=== Required task ===
Quote the whole listing word for word. Do not include the pictures.

Stored records
·····

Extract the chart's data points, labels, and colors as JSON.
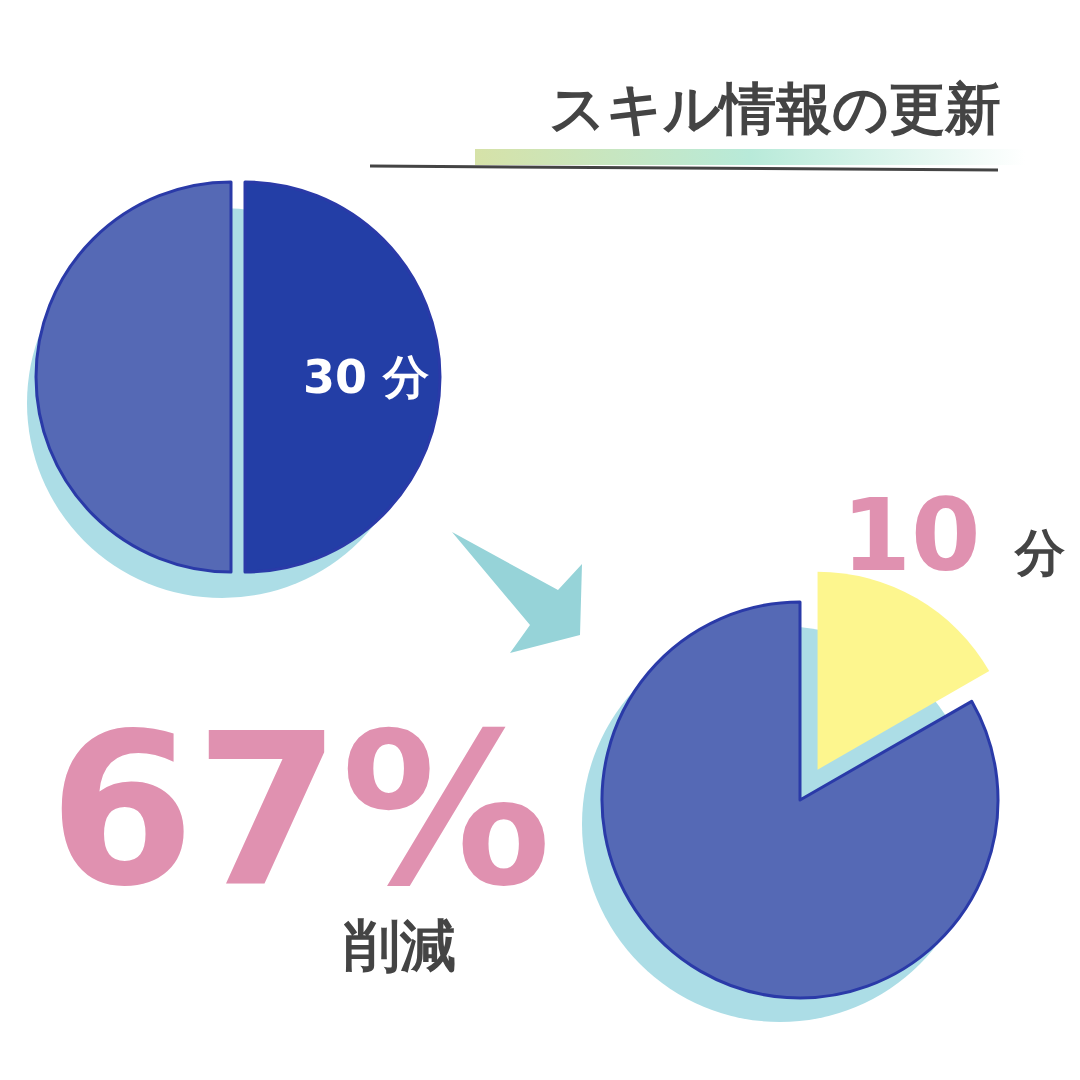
{
  "chart_data": [
    {
      "type": "pie",
      "title": "スキル情報の更新",
      "categories": [
        "30 分",
        null
      ],
      "values": [
        50,
        50
      ],
      "colors": [
        "#233ea6",
        "#5569b5"
      ]
    },
    {
      "type": "pie",
      "categories": [
        "10 分",
        null
      ],
      "values": [
        16.7,
        83.3
      ],
      "colors": [
        "#fdf68e",
        "#5569b5"
      ],
      "annotations": [
        "67%",
        "削減"
      ]
    }
  ]
}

·····

=== Task result ===
Extract the chart's data points, labels, and colors as JSON.
{
  "chart_data": [
    {
      "type": "pie",
      "title": "スキル情報の更新",
      "categories": [
        "30 分",
        null
      ],
      "values": [
        50,
        50
      ],
      "colors": [
        "#233ea6",
        "#5569b5"
      ]
    },
    {
      "type": "pie",
      "categories": [
        "10 分",
        null
      ],
      "values": [
        16.7,
        83.3
      ],
      "colors": [
        "#fdf68e",
        "#5569b5"
      ],
      "annotations": [
        "67%",
        "削減"
      ]
    }
  ]
}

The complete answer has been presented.